-- Things to do --
a) Translate this sentence from the forum thread below about using a Line 6 UX2 with a laptop at rehearsals into Spanish: "At the studios I'll be rehearsing at, there will be a PA."
b) Pick up the forum thread below on running a Line 6 UX2 and laptop at rehearsals after its last post, and carry it on.

-- Given passage --

* * * * * * *

# How do I use my Line 6 Ux2 + Laptop in a live rehearsal?



## AcousticMinja (Jul 28, 2012)

Hey, I've seen a few threads regarding people using their Pods, Vamps, etc in a live context.
I've been contemplating getting a smaller tube amp to haul around instead of my gigantic 4x12 Valveking for small studio rehearsals and whatnot, but since I've read up on this stuff, I've decided instead of investing $300+ in a new amp, I should just use what I've got!

What do I need to use/get to do this and how does one set this up? I've got several outputs on my ux2 including a SPDIF, L/R, etc etc. 

What I have currently is just my Asus Laptop and my Ux2. Nothing fancy, really.  Planning on getting a floorboard for it eventually if I like what I'm hearing enough. 
At the studios I'll be rehearsing at, there will be a PA. I also own 2 passive PA speakers. (The head unit crapped out on me)

Also, lets say I love my tone...is there anyway I can run this through my 4x12 cab those extra PA speakers I have laying around? If so, (and if it requires a power amp) what's the cheapest way to do this?


Thanks for any help guys and sorry for the rather noob-tastic questions.  This is all super new for me.


----------



## brutalwizard (Jul 28, 2012)

I am using a ux1 and a laptop right now for my main preamp. You will need a power amp to amplify the the signal coming from the interfaces out. Look for either a cheap preamp like a crate powerblock, or a cheap Pa amp unit/head.

* * * * * * *

-- Provided data --
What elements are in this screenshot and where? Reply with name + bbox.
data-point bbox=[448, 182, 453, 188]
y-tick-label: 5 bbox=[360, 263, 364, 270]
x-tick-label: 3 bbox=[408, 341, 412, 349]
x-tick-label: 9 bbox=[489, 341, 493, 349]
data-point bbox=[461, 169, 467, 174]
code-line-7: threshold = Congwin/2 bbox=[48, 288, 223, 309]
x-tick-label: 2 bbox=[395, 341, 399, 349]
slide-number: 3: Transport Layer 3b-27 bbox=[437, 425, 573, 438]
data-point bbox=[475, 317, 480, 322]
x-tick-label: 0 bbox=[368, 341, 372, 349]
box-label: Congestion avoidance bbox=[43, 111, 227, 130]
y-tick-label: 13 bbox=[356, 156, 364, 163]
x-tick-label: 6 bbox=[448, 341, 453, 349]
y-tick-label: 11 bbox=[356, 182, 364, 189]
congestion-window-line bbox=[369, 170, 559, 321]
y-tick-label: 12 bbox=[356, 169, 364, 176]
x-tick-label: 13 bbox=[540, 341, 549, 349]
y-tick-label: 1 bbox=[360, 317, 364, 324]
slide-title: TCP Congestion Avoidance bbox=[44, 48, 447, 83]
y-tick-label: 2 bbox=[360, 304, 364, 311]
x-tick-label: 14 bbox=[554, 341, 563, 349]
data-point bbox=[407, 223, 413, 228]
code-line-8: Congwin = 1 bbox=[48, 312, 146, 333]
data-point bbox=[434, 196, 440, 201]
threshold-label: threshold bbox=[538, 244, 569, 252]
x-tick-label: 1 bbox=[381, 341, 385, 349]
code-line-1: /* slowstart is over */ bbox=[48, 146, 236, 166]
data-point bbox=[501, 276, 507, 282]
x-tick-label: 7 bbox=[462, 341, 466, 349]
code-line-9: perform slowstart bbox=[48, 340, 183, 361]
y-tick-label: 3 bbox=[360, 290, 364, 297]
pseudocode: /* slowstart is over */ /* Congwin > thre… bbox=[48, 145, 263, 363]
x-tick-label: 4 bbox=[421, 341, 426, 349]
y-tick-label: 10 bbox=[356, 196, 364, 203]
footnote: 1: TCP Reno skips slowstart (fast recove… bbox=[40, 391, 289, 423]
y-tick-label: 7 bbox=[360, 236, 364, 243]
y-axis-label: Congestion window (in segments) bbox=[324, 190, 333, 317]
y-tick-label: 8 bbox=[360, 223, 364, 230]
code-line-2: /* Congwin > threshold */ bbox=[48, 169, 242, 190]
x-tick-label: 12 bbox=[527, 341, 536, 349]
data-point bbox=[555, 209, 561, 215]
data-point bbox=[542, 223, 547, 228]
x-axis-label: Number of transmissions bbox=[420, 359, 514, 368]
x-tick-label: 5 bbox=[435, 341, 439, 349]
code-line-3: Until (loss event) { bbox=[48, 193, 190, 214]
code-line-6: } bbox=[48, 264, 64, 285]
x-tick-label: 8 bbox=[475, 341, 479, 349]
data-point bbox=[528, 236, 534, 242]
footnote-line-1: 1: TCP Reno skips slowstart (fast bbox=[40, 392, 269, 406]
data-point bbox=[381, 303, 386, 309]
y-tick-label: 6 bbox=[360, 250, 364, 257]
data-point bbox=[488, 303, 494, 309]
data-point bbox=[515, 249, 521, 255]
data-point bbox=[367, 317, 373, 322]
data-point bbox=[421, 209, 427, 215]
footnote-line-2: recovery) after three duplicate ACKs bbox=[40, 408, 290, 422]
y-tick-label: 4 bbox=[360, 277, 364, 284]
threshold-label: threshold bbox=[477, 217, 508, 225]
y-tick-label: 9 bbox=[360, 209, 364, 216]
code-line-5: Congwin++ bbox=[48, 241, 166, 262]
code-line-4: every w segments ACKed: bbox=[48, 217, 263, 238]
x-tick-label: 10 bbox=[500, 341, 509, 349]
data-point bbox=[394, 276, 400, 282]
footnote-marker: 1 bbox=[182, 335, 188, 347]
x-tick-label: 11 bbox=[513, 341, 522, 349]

* * * * * * *

-- The answers --
a) En los estudios donde voy a ensayar habrá un sistema de PA.

b)
The signal chain is
guitar into interface into computer, back to the interface into a power amp into a cab/speakers.

honestly peavy revalver's 6505 on the highest settings through a power amp and my cab with v 30's sounds 90% like my old 6505+ I highly recommend going that route on a budget.


----------



## AcousticMinja (Jul 30, 2012)

That sounds awesome. I'll have to check out that Crate some more. Looks like exactly what I need. Thanks dude!


----------



## flaik (Jul 30, 2012)

If you end up going this route it would be best to to have a solid state hard drive. Disk hard drives can get damaged if they're exposed to to much vibration/sound. I learned this the hard way seeing as my laptop is in my practice space haha. That being said if you aren't going to be practicing to loud it shouldn't be a problem, but I would never trust a non solid state drive in a live situation.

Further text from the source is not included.